** Begin **
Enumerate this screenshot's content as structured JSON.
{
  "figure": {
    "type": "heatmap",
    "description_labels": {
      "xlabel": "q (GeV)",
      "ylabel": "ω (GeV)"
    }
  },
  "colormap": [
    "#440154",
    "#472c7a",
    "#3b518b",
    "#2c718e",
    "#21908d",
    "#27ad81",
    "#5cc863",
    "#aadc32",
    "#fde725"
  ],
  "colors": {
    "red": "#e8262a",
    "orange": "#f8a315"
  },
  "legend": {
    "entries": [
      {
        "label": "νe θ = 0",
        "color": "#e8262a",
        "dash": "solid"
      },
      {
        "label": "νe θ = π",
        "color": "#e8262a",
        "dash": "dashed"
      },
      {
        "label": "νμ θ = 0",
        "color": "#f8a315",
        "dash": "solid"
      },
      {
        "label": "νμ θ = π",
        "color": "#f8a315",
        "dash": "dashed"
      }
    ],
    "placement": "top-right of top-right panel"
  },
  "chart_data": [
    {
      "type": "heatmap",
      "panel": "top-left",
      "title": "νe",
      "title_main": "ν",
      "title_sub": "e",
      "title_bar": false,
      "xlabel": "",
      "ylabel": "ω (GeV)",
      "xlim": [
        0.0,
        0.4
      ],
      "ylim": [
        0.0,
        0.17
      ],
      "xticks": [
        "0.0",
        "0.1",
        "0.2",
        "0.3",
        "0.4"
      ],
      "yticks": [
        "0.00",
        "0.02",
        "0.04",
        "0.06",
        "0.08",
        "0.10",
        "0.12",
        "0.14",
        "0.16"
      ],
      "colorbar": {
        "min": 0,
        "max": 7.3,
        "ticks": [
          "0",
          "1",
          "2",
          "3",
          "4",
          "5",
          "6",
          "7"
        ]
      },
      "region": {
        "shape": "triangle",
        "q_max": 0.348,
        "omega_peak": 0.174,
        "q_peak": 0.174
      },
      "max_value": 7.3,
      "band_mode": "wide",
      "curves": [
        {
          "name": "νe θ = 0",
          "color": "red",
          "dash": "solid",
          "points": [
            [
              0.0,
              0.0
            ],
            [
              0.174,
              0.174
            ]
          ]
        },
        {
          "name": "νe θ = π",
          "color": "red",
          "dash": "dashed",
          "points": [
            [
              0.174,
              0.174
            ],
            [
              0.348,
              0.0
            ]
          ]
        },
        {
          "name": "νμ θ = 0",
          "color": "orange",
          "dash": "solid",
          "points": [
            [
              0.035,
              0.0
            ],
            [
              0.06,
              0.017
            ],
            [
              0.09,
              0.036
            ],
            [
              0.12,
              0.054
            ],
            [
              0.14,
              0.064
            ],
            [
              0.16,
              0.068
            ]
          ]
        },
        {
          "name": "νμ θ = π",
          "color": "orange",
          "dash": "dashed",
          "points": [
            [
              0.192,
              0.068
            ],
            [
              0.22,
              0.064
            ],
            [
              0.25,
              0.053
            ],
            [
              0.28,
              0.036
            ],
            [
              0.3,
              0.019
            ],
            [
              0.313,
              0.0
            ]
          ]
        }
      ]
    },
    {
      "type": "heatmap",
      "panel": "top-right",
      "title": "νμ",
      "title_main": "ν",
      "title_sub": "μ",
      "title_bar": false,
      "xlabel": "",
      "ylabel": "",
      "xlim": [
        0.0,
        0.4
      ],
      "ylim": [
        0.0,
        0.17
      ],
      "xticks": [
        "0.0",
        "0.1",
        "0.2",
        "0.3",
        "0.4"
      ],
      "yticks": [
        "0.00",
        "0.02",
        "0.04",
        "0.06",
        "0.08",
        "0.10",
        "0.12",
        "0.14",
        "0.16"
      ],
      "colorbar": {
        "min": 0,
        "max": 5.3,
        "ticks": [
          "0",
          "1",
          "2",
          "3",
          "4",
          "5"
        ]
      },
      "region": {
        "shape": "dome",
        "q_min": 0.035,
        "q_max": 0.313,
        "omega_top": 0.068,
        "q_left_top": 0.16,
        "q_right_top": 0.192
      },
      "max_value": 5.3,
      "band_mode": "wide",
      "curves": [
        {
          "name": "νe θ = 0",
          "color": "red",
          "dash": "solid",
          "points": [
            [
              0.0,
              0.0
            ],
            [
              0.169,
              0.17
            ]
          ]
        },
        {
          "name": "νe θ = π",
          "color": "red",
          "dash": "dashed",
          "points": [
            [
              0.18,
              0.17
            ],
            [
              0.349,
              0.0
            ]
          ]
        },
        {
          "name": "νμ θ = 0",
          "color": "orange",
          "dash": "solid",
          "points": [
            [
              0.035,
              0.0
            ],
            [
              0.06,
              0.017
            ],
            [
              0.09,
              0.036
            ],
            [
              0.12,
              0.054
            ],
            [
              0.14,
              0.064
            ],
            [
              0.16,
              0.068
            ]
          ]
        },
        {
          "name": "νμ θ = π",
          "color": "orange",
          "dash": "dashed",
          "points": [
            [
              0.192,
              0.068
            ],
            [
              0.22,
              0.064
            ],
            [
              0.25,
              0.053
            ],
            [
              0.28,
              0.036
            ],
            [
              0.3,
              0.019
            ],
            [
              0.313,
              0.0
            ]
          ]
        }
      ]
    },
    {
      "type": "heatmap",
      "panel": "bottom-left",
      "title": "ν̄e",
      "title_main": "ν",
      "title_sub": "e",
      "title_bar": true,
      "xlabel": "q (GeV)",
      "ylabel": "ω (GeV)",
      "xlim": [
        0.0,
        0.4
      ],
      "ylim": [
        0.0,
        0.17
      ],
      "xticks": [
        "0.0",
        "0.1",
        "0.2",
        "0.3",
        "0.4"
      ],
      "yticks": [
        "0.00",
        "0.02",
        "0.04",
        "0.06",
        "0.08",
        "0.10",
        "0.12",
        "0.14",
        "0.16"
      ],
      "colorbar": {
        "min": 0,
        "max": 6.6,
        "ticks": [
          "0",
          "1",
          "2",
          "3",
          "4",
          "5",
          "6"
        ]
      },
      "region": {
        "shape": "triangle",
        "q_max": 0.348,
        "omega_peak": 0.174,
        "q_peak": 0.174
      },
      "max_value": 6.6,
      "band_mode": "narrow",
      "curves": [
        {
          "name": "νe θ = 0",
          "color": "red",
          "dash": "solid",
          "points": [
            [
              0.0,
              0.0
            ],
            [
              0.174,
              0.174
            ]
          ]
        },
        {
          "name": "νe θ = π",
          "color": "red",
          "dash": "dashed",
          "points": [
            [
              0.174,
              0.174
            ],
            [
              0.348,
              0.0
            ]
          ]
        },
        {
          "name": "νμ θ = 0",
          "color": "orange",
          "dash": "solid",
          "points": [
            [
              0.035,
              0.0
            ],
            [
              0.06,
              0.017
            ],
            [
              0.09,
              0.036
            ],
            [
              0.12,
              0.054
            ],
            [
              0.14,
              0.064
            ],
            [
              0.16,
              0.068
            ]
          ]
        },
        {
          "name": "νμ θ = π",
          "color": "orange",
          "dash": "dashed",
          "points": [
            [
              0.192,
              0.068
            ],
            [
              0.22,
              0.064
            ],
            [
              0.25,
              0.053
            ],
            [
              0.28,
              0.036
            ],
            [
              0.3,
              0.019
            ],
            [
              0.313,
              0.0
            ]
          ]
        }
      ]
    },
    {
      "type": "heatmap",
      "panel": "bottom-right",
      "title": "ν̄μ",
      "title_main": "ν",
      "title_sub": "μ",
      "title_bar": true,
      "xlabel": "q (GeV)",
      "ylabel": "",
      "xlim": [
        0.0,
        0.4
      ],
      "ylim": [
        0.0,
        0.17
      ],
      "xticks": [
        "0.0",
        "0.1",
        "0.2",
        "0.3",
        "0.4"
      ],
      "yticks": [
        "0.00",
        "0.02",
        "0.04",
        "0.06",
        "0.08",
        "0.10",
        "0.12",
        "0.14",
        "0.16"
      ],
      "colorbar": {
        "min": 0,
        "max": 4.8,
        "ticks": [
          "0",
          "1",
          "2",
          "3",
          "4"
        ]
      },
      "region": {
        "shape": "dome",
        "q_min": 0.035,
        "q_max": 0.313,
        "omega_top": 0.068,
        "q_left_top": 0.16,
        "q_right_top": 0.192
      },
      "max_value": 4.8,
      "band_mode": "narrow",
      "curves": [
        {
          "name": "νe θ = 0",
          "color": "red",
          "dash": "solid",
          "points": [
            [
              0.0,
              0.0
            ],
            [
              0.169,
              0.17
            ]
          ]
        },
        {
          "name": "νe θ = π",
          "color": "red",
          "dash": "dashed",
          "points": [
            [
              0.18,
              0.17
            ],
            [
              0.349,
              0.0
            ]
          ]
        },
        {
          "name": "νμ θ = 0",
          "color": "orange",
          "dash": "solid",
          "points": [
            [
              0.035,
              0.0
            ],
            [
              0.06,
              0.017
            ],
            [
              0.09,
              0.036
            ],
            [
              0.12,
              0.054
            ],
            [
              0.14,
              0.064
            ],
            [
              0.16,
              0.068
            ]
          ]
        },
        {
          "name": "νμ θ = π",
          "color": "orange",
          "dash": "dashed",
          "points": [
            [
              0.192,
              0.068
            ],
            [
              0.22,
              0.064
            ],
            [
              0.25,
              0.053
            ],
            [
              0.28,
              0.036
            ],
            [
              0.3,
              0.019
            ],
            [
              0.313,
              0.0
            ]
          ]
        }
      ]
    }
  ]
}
** End **
● Set exercise:
What is the number of lines in the records above that include the word "bottom"? Reply with that number and nothing more.

● Exercise response:
2